→ **WHAT YOU HAVE TO DO**
Say how many lines include "Propiedades", with no words around the number.

→ **PROVIDED MATERIAL**
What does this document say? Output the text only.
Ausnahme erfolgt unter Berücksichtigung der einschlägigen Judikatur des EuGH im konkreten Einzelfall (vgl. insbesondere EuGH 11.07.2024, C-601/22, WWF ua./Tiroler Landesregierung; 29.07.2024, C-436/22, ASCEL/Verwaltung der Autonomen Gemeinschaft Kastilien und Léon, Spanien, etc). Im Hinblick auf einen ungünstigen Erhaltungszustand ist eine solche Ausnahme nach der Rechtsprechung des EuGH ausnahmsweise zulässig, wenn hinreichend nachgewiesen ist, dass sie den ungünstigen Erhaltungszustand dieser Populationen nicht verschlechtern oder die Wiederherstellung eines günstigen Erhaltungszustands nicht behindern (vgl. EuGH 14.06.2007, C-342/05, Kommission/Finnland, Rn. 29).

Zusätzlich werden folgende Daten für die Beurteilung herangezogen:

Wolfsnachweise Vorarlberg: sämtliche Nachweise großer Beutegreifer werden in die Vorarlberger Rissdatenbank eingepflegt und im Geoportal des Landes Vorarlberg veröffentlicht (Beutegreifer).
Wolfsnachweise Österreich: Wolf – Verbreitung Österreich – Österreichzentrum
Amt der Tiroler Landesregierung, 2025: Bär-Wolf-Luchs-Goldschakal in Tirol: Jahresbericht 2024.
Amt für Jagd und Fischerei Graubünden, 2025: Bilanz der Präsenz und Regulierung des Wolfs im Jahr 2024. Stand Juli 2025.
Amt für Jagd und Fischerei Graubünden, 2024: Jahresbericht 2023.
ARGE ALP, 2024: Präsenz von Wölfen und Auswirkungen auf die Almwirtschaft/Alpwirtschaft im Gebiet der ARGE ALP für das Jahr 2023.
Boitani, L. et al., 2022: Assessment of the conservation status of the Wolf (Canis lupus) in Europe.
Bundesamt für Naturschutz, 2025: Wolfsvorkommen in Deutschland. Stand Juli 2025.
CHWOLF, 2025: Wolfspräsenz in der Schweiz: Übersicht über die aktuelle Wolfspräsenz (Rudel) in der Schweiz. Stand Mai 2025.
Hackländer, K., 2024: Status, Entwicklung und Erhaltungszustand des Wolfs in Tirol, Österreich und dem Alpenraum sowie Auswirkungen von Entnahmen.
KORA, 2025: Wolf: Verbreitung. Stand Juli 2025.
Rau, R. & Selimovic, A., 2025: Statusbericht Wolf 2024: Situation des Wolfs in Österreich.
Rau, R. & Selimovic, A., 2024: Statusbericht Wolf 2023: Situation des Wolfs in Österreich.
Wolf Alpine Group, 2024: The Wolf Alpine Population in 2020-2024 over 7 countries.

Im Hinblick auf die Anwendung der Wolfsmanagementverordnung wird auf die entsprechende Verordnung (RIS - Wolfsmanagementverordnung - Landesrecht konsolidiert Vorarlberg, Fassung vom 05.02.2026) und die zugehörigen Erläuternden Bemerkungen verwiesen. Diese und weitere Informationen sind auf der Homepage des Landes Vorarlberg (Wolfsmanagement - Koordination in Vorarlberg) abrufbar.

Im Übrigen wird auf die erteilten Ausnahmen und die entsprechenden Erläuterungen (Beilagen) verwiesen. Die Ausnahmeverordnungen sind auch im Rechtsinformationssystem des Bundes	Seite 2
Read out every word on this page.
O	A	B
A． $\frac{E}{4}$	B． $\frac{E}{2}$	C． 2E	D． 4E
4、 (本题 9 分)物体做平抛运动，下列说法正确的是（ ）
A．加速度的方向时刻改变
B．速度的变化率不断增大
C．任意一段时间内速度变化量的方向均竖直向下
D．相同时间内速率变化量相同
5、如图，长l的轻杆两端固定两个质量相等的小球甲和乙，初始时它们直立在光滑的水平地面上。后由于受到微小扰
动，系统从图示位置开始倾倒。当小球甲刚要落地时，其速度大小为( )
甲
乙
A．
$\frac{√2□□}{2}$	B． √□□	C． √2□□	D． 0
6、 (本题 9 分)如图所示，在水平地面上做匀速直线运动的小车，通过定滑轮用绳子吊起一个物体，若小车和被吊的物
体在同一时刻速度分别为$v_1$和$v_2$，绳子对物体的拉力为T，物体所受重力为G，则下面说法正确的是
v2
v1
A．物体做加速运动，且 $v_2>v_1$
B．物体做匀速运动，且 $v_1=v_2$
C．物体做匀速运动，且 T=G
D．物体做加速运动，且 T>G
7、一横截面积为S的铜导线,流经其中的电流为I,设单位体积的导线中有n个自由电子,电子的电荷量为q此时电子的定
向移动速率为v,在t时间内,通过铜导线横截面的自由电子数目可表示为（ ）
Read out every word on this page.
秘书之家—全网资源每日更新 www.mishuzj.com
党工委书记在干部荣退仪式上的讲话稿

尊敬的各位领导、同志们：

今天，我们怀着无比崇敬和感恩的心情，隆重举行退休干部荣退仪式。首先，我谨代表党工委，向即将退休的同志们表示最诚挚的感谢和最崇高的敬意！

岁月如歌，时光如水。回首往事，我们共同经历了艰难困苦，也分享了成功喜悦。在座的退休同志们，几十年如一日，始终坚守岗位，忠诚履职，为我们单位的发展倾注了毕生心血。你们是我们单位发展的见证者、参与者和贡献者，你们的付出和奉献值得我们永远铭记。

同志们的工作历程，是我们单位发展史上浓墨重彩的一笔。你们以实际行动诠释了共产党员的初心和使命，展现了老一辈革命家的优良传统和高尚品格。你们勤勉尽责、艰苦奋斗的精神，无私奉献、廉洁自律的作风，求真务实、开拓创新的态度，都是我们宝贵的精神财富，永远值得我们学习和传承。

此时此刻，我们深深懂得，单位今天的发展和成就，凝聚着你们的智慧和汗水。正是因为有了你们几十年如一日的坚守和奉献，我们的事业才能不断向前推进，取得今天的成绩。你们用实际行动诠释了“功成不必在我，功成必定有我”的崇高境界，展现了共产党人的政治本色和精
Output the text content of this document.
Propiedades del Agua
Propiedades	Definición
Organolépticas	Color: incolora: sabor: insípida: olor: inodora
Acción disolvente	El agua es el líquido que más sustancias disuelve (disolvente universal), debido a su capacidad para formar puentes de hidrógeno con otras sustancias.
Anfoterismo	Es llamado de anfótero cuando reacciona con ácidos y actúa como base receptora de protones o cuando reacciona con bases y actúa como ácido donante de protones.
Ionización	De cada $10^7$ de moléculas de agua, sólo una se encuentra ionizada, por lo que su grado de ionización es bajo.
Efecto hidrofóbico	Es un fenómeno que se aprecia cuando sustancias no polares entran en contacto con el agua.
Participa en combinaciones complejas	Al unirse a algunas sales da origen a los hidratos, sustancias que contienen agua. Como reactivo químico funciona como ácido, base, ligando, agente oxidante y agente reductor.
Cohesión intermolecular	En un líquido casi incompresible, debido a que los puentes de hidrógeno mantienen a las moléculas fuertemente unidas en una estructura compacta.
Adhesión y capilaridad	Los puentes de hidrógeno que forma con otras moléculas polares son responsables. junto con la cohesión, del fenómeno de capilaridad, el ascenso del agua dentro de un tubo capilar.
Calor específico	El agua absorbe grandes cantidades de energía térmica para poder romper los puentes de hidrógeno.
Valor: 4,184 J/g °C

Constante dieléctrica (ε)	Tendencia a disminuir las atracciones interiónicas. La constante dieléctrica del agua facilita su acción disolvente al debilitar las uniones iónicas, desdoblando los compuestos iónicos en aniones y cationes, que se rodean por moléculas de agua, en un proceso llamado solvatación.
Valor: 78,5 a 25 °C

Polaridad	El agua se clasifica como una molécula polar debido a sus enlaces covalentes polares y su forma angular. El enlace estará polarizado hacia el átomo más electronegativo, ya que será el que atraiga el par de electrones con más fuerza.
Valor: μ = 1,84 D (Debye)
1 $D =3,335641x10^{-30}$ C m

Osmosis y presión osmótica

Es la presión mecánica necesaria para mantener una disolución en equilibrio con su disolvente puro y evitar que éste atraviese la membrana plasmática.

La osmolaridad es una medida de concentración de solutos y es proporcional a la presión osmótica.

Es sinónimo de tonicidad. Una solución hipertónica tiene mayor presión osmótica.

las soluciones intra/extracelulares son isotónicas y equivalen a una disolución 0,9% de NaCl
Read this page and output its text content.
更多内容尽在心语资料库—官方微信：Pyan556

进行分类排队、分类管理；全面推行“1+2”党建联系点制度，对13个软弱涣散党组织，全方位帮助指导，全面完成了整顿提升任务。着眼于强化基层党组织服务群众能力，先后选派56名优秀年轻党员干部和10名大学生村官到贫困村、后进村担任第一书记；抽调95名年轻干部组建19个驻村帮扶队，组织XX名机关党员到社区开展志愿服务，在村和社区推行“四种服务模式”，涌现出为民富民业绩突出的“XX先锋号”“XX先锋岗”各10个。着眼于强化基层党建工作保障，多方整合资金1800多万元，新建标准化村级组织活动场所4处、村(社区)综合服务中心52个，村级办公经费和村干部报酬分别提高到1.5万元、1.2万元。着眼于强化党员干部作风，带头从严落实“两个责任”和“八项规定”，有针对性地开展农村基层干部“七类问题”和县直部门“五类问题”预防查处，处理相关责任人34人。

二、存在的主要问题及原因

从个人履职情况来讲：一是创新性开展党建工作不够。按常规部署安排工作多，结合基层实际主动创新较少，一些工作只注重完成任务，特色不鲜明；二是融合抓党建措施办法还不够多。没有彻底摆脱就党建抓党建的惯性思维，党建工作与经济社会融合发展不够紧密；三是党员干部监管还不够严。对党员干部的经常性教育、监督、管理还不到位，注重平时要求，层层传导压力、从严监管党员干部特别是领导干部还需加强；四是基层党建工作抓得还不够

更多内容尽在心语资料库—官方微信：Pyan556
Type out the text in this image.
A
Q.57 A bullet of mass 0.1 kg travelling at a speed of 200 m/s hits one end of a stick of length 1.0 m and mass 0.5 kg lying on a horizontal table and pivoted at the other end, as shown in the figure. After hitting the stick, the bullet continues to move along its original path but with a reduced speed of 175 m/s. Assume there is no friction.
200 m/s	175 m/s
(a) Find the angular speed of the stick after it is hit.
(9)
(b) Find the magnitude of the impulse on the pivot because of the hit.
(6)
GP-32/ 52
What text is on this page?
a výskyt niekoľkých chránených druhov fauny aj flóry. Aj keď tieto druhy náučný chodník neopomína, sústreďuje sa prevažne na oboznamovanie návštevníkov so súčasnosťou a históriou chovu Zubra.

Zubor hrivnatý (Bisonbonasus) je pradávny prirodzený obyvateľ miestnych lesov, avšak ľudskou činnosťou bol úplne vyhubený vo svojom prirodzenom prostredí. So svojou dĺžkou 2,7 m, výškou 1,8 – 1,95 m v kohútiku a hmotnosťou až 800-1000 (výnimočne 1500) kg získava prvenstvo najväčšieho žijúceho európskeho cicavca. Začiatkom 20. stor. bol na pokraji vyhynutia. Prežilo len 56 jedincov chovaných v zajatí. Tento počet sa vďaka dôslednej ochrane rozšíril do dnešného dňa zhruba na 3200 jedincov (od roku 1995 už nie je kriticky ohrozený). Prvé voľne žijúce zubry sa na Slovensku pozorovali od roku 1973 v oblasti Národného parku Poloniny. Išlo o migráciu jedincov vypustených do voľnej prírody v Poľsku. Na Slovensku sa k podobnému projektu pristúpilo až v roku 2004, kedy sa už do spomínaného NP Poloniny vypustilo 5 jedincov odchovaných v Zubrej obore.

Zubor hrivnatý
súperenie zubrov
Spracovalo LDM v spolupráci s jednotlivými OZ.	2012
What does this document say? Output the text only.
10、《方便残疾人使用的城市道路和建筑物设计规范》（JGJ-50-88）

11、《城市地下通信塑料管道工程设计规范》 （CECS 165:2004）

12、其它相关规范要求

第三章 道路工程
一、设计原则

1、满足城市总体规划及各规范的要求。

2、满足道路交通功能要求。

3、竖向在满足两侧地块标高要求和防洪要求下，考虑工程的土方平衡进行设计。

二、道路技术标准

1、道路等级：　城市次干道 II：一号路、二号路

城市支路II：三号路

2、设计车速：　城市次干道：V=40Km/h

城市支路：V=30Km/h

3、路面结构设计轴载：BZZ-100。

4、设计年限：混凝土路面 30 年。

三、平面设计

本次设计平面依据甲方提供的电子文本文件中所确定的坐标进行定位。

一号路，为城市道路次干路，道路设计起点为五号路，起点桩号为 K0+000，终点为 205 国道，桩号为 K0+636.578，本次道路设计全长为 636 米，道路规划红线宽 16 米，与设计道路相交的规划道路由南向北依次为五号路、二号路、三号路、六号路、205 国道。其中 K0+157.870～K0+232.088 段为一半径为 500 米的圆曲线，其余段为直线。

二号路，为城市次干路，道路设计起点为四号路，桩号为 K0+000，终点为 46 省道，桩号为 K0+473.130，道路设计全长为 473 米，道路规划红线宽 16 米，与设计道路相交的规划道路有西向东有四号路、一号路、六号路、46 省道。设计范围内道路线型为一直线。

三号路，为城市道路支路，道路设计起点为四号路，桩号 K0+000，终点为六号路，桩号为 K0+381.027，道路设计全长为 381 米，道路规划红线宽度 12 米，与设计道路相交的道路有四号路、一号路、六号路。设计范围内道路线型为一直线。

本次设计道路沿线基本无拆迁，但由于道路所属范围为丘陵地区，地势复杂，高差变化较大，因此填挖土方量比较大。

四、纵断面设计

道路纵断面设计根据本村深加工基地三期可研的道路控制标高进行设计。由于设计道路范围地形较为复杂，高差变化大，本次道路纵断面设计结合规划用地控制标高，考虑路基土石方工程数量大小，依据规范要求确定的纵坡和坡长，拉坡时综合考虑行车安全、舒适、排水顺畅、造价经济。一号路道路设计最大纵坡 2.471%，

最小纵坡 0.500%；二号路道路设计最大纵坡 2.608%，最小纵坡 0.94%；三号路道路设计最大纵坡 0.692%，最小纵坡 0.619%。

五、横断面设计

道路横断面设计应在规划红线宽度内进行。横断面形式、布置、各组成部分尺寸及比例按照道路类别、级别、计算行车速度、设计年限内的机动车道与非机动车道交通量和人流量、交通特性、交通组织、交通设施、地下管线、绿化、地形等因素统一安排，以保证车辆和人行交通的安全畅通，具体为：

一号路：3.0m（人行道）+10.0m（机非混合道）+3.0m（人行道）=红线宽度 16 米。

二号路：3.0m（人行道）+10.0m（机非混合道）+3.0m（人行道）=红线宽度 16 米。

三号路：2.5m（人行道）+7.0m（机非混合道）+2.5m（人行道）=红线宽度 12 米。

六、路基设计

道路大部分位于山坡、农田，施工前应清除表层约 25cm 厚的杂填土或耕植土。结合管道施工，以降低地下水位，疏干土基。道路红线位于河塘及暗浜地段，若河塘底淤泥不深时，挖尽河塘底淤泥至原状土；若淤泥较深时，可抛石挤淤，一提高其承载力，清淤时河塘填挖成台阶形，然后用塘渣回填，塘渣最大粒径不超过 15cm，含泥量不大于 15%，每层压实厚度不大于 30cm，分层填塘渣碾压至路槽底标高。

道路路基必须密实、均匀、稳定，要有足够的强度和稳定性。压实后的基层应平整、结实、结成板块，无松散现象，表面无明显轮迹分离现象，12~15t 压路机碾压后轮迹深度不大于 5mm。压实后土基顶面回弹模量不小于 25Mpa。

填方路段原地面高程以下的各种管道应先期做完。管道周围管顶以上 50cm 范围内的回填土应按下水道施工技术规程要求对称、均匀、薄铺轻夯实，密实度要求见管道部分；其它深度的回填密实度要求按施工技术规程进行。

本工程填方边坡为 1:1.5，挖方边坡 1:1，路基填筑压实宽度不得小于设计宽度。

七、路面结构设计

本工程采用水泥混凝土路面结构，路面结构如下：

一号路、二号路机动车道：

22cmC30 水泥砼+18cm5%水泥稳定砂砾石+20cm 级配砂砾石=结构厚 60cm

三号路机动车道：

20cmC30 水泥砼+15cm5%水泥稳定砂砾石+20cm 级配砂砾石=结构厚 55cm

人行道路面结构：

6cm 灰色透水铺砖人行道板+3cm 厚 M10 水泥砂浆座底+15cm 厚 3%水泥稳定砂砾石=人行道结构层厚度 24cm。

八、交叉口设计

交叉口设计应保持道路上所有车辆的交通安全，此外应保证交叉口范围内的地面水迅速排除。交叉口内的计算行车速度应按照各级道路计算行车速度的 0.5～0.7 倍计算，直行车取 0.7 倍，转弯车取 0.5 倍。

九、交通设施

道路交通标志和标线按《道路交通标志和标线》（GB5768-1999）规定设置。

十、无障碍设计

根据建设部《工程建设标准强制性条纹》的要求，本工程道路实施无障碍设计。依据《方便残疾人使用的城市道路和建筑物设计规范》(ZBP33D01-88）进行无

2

→ **EXERCISE RESPONSE**
2